* TASK STATEMENT *
Below are the entries; count the lines in them that contain the word "seguente" and give only the number.

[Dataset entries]
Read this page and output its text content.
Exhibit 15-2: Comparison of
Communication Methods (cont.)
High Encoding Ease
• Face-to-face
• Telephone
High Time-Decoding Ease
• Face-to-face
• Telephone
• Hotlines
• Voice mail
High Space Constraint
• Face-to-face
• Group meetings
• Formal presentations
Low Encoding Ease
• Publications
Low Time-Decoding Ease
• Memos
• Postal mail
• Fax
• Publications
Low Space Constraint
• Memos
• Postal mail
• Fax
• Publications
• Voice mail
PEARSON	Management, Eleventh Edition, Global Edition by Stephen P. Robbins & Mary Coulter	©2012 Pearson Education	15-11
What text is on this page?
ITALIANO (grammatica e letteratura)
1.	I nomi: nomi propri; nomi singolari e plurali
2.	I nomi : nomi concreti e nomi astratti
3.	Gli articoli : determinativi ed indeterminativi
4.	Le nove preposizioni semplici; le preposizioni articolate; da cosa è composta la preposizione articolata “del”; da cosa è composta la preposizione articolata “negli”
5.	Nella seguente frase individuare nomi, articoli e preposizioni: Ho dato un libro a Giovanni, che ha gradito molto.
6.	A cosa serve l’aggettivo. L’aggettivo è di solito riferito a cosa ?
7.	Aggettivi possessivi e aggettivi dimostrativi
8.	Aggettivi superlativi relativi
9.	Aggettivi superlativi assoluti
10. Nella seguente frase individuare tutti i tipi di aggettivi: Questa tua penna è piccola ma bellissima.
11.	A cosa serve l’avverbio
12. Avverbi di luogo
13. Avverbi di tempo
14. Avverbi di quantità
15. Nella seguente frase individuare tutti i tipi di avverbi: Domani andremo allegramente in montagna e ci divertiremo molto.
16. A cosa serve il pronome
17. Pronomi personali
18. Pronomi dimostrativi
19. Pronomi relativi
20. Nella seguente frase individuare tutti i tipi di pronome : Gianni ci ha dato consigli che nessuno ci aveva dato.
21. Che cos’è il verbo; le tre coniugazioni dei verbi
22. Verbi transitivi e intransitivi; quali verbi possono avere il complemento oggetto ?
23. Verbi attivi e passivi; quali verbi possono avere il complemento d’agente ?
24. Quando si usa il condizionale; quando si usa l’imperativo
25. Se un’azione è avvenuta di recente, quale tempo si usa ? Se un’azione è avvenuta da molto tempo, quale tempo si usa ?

* EXERCISE SOLUTION *
4